▸ **Material to process**:
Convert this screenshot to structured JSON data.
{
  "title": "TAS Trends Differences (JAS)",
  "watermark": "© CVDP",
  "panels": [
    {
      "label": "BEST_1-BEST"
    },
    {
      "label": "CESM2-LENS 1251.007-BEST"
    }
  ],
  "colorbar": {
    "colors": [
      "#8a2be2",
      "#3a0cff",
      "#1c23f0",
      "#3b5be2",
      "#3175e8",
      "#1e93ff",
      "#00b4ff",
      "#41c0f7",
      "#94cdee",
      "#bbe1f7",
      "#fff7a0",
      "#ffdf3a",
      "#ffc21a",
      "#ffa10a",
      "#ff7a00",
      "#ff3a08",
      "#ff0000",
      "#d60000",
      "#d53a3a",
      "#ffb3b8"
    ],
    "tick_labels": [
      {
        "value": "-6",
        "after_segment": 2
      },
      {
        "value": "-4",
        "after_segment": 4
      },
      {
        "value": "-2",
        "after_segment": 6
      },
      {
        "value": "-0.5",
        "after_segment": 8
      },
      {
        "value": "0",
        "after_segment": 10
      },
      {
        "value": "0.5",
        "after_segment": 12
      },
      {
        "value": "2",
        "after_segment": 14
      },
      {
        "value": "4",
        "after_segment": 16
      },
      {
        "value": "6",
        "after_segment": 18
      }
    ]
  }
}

▸ **Task objective**: Copy out the whole listing, exactly as written.

▸ **Written solution**:
Convert this screenshot to structured JSON data.
{
  "title": "TAS Trends Differences (JAS)",
  "watermark": "© CVDP",
  "panels": [
    {
      "label": "BEST_1-BEST"
    },
    {
      "label": "CESM2-LENS 1251.007-BEST"
    }
  ],
  "colorbar": {
    "colors": [
      "#8a2be2",
      "#3a0cff",
      "#1c23f0",
      "#3b5be2",
      "#3175e8",
      "#1e93ff",
      "#00b4ff",
      "#41c0f7",
      "#94cdee",
      "#bbe1f7",
      "#fff7a0",
      "#ffdf3a",
      "#ffc21a",
      "#ffa10a",
      "#ff7a00",
      "#ff3a08",
      "#ff0000",
      "#d60000",
      "#d53a3a",
      "#ffb3b8"
    ],
    "tick_labels": [
      {
        "value": "-6",
        "after_segment": 2
      },
      {
        "value": "-4",
        "after_segment": 4
      },
      {
        "value": "-2",
        "after_segment": 6
      },
      {
        "value": "-0.5",
        "after_segment": 8
      },
      {
        "value": "0",
        "after_segment": 10
      },
      {
        "value": "0.5",
        "after_segment": 12
      },
      {
        "value": "2",
        "after_segment": 14
      },
      {
        "value": "4",
        "after_segment": 16
      },
      {
        "value": "6",
        "after_segment": 18
      }
    ]
  }
}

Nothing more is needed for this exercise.